>> BEGIN Records for the exercise
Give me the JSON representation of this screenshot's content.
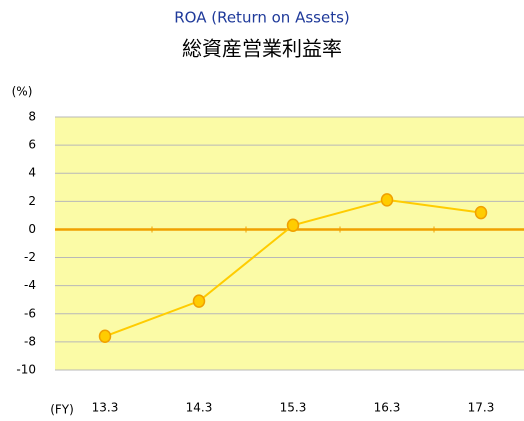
{
  "chart_data": {
    "type": "line",
    "title": "ROA (Return on Assets)",
    "subtitle": "総資産営業利益率",
    "y_label": "(%)",
    "x_label": "(FY)",
    "categories": [
      "13.3",
      "14.3",
      "15.3",
      "16.3",
      "17.3"
    ],
    "series": [
      {
        "name": "ROA",
        "color": "#ffcc00",
        "values": [
          -7.6,
          -5.1,
          0.3,
          2.1,
          1.2
        ]
      }
    ],
    "ylim": [
      -10,
      8
    ],
    "yticks": [
      -10,
      -8,
      -6,
      -4,
      -2,
      0,
      2,
      4,
      6,
      8
    ],
    "grid": true,
    "legend": false
  }
}
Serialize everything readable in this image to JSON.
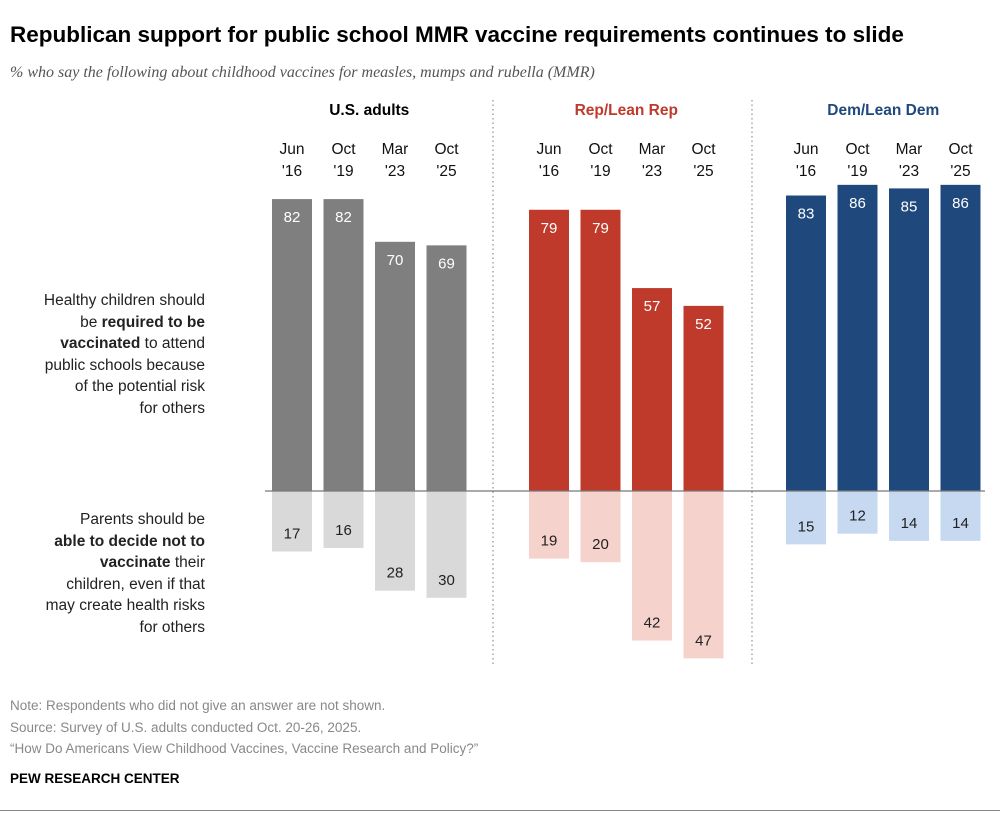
{
  "title": "Republican support for public school MMR vaccine requirements continues to slide",
  "subtitle": "% who say the following about childhood vaccines for measles, mumps and rubella (MMR)",
  "row_labels": {
    "required": [
      "Healthy children should",
      "be ",
      "required to be",
      "vaccinated",
      " to attend",
      "public schools because",
      "of the potential risk",
      "for others"
    ],
    "decide": [
      "Parents should be",
      "able to decide not to",
      "vaccinate",
      " their",
      "children, even if that",
      "may create health risks",
      "for others"
    ]
  },
  "notes": [
    "Note: Respondents who did not give an answer are not shown.",
    "Source: Survey of U.S. adults conducted Oct. 20-26, 2025.",
    "“How Do Americans View Childhood Vaccines, Vaccine Research and Policy?”"
  ],
  "brand": "PEW RESEARCH CENTER",
  "chart_data": {
    "type": "bar",
    "categories": [
      [
        "Jun",
        "'16"
      ],
      [
        "Oct",
        "'19"
      ],
      [
        "Mar",
        "'23"
      ],
      [
        "Oct",
        "'25"
      ]
    ],
    "groups": [
      {
        "name": "U.S. adults",
        "color": "#7f7f7f",
        "light": "#d9d9d9",
        "label_color": "#000000",
        "required": [
          82,
          82,
          70,
          69
        ],
        "decide": [
          17,
          16,
          28,
          30
        ]
      },
      {
        "name": "Rep/Lean Rep",
        "color": "#bf3a2b",
        "light": "#f6d2cd",
        "label_color": "#bf3a2b",
        "required": [
          79,
          79,
          57,
          52
        ],
        "decide": [
          19,
          20,
          42,
          47
        ]
      },
      {
        "name": "Dem/Lean Dem",
        "color": "#1f497d",
        "light": "#c6d9f1",
        "label_color": "#1f497d",
        "required": [
          83,
          86,
          85,
          86
        ],
        "decide": [
          15,
          12,
          14,
          14
        ]
      }
    ]
  }
}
>> END Records for the exercise
Gather from the data above every line with the string "adults".

    "Source: Survey of U.S. adults conducted Oct. 20-26, 2025.",
        "name": "U.S. adults",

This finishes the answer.